* **AIM**
Note how many lines include the word "необходимости", and give that number by itself.

* **DATA ENTRIES**

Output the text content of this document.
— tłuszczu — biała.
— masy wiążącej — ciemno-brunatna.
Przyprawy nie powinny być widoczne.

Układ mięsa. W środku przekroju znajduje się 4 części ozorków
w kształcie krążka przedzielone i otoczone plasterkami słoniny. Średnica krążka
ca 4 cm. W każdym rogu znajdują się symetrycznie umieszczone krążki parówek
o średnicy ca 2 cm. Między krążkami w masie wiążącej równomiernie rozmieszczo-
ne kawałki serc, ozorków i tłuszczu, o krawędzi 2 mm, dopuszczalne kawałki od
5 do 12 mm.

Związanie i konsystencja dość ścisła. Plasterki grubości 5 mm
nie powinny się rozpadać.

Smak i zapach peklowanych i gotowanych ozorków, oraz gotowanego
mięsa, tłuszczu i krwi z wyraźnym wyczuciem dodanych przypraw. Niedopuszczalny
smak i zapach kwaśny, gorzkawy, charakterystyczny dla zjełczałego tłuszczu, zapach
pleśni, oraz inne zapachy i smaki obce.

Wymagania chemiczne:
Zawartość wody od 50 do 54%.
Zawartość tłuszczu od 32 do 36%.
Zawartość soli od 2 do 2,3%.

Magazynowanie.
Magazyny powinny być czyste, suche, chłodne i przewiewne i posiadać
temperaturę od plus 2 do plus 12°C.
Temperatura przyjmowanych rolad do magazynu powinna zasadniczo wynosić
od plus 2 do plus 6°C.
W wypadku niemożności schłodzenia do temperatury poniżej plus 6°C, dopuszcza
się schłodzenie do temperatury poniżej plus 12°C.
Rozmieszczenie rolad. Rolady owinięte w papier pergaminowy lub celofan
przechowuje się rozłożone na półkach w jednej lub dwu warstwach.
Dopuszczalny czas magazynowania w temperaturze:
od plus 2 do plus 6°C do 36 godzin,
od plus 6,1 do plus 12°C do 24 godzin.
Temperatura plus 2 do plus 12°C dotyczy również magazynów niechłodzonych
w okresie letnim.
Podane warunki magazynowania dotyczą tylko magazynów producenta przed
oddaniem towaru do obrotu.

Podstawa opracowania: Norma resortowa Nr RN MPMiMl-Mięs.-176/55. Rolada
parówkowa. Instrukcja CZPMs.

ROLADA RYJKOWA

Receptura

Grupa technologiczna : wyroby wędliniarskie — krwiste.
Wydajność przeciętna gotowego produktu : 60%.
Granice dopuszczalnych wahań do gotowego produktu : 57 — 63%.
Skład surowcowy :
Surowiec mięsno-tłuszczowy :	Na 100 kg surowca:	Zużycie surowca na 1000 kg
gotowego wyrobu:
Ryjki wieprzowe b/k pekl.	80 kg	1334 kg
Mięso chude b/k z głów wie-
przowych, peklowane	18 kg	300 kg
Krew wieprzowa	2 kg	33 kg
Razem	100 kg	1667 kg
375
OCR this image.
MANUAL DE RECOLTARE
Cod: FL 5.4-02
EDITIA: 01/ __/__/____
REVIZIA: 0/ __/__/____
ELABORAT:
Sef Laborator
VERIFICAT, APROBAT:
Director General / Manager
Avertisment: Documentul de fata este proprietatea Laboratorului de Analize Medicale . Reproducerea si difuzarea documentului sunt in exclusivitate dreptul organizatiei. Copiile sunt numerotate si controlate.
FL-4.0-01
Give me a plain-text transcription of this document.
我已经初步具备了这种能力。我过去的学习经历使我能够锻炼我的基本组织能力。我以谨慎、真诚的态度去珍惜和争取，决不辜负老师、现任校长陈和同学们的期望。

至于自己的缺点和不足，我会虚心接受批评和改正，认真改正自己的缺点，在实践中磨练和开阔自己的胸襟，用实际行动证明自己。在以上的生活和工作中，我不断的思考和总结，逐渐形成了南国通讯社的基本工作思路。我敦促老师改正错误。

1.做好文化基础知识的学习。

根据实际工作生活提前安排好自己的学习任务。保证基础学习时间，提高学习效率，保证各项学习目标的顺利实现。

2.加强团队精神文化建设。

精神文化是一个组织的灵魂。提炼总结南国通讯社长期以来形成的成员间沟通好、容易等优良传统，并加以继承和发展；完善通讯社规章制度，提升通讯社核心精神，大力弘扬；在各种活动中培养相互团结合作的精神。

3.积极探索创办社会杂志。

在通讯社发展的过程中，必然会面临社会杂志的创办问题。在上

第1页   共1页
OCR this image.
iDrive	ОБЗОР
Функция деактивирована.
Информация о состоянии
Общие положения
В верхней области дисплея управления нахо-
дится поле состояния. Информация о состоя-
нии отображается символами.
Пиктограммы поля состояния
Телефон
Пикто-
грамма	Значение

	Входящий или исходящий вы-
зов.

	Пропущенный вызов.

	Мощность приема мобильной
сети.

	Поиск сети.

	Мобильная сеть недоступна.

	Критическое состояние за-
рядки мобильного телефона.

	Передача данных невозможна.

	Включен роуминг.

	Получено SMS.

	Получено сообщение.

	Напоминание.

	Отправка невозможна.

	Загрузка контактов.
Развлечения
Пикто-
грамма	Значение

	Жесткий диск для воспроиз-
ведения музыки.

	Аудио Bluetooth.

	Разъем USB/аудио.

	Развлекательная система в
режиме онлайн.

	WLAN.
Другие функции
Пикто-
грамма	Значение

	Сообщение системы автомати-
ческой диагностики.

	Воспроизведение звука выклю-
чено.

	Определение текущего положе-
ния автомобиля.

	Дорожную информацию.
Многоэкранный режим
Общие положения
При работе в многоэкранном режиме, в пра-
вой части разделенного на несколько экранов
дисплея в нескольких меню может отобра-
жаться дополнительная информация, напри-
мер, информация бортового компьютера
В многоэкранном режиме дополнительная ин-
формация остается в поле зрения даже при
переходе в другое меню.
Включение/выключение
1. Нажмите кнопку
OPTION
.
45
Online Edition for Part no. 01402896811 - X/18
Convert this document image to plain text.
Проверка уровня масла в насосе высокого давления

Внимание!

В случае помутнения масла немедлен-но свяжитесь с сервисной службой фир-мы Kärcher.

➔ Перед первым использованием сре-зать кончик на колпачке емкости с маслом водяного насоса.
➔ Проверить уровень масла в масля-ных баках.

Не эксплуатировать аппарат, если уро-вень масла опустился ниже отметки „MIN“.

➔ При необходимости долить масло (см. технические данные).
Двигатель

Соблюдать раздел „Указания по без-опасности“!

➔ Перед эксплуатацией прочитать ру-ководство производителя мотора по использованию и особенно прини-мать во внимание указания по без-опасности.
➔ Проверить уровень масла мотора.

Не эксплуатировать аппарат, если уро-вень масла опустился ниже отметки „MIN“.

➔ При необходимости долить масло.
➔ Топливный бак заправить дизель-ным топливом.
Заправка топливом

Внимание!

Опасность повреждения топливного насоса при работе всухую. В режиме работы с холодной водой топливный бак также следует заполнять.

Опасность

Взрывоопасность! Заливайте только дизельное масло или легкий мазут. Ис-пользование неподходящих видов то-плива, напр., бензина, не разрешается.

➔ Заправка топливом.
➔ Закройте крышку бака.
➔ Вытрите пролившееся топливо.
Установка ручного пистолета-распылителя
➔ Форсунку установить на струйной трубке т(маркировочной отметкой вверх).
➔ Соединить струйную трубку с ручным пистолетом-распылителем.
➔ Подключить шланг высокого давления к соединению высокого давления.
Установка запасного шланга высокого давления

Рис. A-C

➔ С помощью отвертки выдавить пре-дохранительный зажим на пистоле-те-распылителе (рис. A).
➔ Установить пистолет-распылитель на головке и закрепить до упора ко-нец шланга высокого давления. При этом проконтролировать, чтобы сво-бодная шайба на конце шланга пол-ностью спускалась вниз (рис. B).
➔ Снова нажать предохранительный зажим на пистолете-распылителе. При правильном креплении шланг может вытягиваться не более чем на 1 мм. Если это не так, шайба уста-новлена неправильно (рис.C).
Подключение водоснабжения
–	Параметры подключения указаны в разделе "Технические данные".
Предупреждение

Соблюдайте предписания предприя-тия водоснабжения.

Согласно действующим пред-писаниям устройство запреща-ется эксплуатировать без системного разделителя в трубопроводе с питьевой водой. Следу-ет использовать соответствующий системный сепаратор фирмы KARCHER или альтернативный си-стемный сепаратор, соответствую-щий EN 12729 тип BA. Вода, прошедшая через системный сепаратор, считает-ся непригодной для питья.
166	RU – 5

* **RESULT**
2